───── Data shown ─────

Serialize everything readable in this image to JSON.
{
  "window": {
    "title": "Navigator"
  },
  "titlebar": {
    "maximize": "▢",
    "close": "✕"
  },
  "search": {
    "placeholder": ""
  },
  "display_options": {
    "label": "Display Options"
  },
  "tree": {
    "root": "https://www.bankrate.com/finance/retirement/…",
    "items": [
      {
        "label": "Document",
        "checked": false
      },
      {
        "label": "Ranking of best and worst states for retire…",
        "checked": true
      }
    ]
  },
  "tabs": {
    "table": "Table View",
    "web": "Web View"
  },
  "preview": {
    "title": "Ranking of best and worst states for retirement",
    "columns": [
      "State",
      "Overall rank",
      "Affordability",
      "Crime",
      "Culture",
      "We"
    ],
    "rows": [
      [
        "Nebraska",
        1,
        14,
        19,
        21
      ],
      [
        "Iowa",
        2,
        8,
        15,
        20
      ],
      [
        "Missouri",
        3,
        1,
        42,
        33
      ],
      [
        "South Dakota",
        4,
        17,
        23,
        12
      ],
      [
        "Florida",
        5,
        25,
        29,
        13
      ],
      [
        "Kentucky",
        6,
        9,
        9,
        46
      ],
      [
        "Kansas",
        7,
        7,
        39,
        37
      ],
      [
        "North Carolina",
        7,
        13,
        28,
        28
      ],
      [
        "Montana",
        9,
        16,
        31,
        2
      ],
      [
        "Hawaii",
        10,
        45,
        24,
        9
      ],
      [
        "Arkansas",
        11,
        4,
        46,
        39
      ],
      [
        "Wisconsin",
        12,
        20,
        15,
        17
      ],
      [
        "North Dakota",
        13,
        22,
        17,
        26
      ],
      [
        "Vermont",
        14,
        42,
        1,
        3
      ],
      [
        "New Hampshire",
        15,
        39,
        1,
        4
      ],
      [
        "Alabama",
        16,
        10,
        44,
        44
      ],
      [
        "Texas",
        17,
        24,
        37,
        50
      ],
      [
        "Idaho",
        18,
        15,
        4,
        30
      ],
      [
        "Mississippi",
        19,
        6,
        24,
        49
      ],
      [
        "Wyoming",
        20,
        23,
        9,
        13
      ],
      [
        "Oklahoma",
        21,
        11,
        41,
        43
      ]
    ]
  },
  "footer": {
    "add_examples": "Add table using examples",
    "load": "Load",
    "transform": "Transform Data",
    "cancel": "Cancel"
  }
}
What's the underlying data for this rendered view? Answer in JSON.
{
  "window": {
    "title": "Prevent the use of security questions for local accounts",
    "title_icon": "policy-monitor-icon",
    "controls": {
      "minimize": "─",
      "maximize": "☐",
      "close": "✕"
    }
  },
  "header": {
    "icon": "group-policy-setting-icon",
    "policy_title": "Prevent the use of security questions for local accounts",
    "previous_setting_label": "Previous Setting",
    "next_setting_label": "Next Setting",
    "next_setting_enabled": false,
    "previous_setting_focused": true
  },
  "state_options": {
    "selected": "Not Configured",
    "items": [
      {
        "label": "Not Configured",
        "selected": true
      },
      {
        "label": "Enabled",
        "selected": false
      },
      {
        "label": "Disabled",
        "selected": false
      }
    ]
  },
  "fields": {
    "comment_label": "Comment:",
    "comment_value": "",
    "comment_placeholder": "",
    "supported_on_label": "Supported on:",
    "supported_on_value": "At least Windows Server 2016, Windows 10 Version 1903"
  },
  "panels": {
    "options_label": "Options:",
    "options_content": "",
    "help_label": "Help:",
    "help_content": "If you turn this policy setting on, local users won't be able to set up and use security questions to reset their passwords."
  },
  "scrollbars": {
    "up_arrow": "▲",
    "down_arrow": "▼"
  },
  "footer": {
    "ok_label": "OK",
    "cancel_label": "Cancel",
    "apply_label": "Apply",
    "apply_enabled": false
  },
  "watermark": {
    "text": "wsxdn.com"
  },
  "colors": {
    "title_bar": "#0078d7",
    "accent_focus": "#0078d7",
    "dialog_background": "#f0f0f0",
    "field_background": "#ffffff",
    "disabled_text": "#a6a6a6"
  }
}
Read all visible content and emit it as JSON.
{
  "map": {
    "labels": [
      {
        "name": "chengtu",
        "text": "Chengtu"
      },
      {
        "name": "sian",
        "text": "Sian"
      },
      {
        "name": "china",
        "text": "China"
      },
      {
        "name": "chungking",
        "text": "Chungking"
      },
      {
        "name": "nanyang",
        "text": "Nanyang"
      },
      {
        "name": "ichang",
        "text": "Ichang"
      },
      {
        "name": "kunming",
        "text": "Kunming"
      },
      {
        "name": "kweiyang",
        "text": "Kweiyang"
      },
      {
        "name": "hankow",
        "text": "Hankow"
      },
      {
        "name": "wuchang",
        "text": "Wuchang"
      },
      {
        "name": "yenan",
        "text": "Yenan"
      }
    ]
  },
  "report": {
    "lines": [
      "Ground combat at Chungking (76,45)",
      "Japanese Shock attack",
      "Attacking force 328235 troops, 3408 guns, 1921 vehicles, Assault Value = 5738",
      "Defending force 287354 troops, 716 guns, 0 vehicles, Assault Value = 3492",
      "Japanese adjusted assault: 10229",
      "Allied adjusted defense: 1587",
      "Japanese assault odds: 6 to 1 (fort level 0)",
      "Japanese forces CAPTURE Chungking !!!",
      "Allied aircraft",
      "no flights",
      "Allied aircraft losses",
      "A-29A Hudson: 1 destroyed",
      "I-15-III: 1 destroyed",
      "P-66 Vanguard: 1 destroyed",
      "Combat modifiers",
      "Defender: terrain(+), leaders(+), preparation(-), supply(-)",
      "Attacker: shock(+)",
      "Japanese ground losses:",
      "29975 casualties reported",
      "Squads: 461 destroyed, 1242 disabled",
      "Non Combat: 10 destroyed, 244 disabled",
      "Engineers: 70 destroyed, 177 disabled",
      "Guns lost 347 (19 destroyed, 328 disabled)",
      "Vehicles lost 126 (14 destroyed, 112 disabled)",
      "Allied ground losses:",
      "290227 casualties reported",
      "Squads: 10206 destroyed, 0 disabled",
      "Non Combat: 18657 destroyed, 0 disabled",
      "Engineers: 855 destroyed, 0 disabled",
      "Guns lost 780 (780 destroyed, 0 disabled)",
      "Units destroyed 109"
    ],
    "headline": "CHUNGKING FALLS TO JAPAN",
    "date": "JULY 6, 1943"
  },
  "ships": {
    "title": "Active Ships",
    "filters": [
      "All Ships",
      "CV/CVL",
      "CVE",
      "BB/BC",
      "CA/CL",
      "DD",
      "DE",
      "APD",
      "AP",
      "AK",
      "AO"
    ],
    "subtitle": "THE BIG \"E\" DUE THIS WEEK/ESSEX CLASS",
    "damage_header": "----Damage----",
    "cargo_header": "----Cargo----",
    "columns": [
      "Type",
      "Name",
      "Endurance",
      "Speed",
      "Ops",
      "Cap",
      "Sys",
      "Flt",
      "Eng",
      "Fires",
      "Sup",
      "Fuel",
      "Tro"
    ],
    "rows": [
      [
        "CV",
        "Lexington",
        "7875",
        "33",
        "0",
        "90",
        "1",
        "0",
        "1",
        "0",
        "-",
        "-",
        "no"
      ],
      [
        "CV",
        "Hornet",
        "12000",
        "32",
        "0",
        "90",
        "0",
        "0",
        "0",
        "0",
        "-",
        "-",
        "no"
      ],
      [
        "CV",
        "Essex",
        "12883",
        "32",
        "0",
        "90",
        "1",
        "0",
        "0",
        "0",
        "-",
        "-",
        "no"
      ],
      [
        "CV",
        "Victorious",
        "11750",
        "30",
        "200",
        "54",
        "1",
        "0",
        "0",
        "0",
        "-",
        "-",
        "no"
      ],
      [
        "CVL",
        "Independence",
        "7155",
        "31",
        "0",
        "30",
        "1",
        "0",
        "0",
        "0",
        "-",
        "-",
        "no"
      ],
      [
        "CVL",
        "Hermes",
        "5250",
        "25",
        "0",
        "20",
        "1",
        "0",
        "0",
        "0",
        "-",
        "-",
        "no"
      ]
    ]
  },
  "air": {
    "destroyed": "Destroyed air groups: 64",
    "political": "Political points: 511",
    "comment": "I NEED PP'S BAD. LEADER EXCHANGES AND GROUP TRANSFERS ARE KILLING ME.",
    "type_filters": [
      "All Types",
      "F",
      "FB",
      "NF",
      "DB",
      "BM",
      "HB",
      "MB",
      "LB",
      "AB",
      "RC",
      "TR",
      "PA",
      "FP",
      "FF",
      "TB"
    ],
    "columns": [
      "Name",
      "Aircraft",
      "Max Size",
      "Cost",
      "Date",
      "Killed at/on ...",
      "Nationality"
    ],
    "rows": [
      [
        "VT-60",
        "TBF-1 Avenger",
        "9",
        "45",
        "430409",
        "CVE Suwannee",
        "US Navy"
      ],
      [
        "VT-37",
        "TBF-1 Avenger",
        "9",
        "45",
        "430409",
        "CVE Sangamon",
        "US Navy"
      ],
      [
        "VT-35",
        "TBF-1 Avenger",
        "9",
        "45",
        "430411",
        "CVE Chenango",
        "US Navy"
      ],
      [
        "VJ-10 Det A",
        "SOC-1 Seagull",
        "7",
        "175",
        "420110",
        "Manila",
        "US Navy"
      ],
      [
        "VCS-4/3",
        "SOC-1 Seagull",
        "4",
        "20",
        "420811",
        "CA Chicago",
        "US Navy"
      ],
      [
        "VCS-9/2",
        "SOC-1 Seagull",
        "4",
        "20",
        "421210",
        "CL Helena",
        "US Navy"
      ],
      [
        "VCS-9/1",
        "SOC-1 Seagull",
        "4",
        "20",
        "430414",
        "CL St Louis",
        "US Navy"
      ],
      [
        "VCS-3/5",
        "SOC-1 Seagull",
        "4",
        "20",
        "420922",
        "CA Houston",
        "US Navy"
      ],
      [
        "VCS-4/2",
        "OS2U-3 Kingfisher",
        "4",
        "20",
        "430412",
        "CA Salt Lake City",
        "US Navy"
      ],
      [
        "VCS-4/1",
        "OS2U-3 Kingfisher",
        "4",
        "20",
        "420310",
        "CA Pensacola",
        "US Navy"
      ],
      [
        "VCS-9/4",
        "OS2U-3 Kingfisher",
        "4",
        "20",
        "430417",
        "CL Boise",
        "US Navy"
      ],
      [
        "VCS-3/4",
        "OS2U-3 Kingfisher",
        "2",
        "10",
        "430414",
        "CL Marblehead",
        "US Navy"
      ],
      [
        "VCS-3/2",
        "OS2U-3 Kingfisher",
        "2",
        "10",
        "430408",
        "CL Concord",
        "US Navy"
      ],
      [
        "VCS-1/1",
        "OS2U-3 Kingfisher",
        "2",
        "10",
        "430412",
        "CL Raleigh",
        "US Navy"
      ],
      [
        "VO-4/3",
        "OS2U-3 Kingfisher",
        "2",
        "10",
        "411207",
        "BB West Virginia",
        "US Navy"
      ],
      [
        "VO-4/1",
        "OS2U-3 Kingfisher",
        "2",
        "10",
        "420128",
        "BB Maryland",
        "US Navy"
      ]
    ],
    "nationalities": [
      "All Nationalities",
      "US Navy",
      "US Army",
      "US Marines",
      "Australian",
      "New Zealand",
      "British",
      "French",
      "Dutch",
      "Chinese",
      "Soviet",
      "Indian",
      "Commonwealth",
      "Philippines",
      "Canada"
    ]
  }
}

─────

Locate all lines that include the word "accounts" and copy them out.

    "title": "Prevent the use of security questions for local accounts",
    "policy_title": "Prevent the use of security questions for local accounts",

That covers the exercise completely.